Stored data
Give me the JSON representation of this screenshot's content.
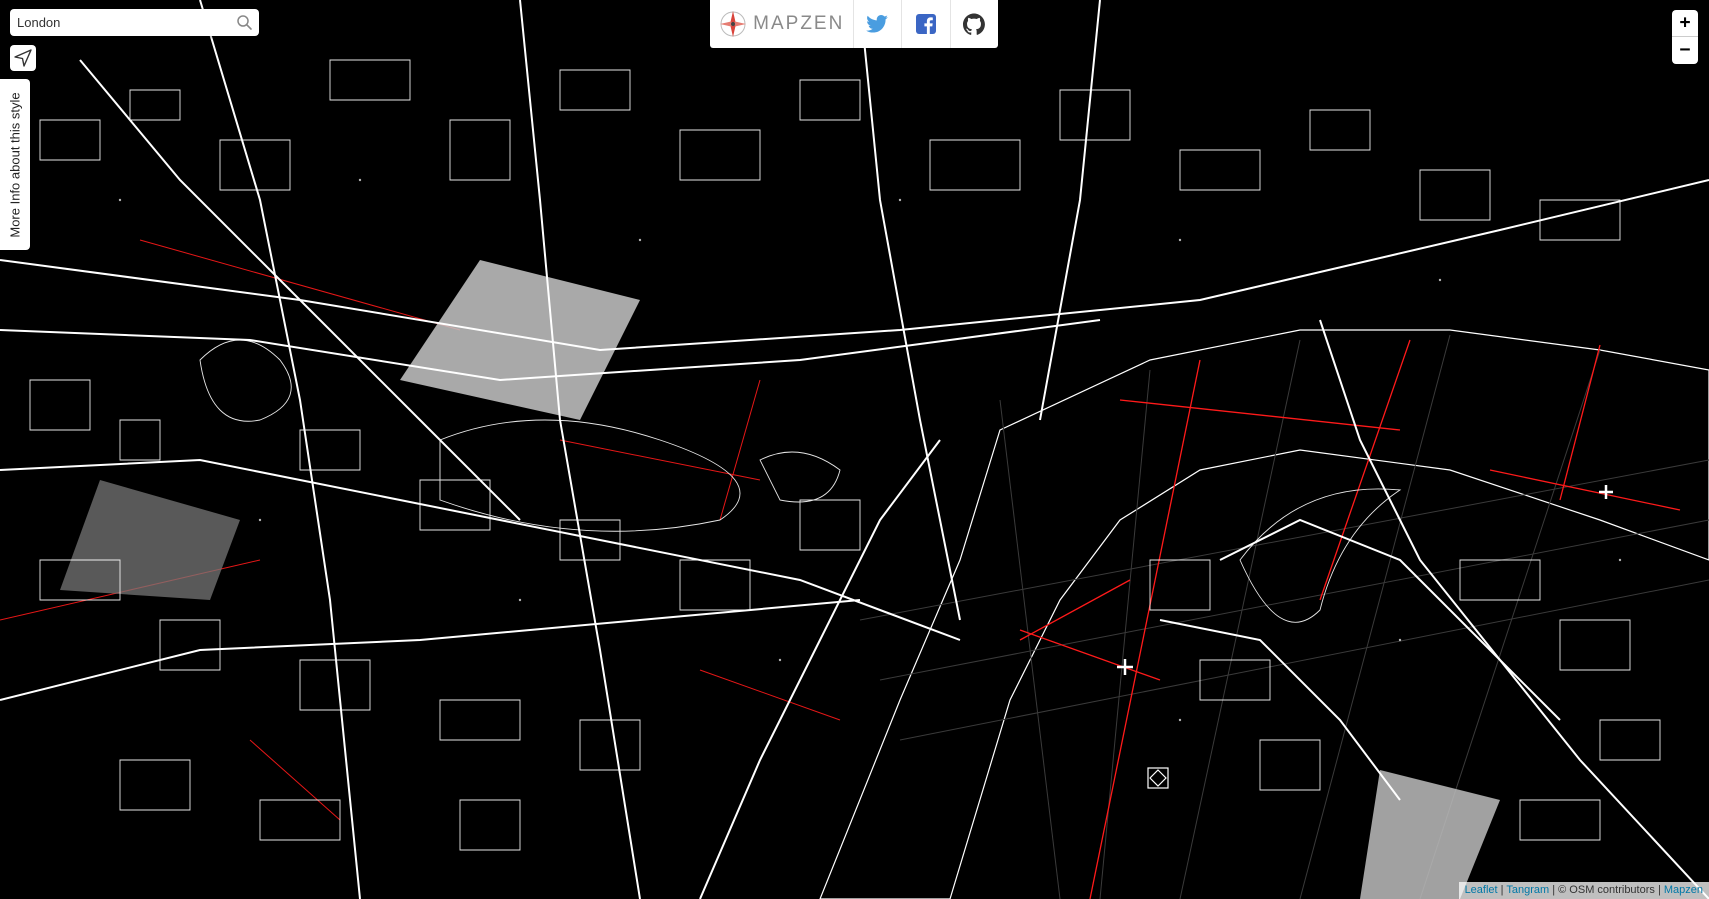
{
  "search": {
    "value": "London",
    "placeholder": "Search"
  },
  "info_tab": {
    "label": "More Info about this style"
  },
  "topbar": {
    "brand_text": "MAPZEN",
    "twitter_icon": "twitter-icon",
    "facebook_icon": "facebook-icon",
    "github_icon": "github-icon"
  },
  "zoom": {
    "in_label": "+",
    "out_label": "−"
  },
  "attribution": {
    "leaflet": "Leaflet",
    "sep1": " | ",
    "tangram": "Tangram",
    "osm": " | © OSM contributors | ",
    "mapzen": "Mapzen"
  },
  "colors": {
    "background": "#000000",
    "streets": "#ffffff",
    "grid": "#ff1a1a",
    "park": "#bfbfbf",
    "accent_link": "#0078A8"
  }
}
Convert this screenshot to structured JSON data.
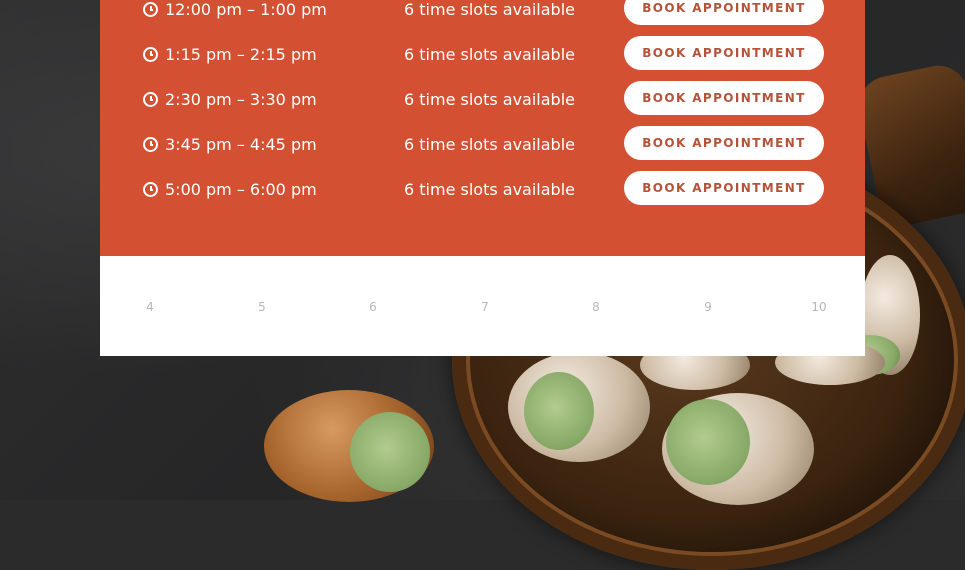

_EXERCISE DESCRIPTION:_ Transcribe the full listing above exactly as it stands, minus the pictures.

_WRITTEN SOLUTION:_
Give me the JSON representation of this screenshot's content.
{
  "search": {
    "value": "London",
    "placeholder": "Search"
  },
  "info_tab": {
    "label": "More Info about this style"
  },
  "topbar": {
    "brand_text": "MAPZEN",
    "twitter_icon": "twitter-icon",
    "facebook_icon": "facebook-icon",
    "github_icon": "github-icon"
  },
  "zoom": {
    "in_label": "+",
    "out_label": "−"
  },
  "attribution": {
    "leaflet": "Leaflet",
    "sep1": " | ",
    "tangram": "Tangram",
    "osm": " | © OSM contributors | ",
    "mapzen": "Mapzen"
  },
  "colors": {
    "background": "#000000",
    "streets": "#ffffff",
    "grid": "#ff1a1a",
    "park": "#bfbfbf",
    "accent_link": "#0078A8"
  }
}
Convert this screenshot to structured JSON data.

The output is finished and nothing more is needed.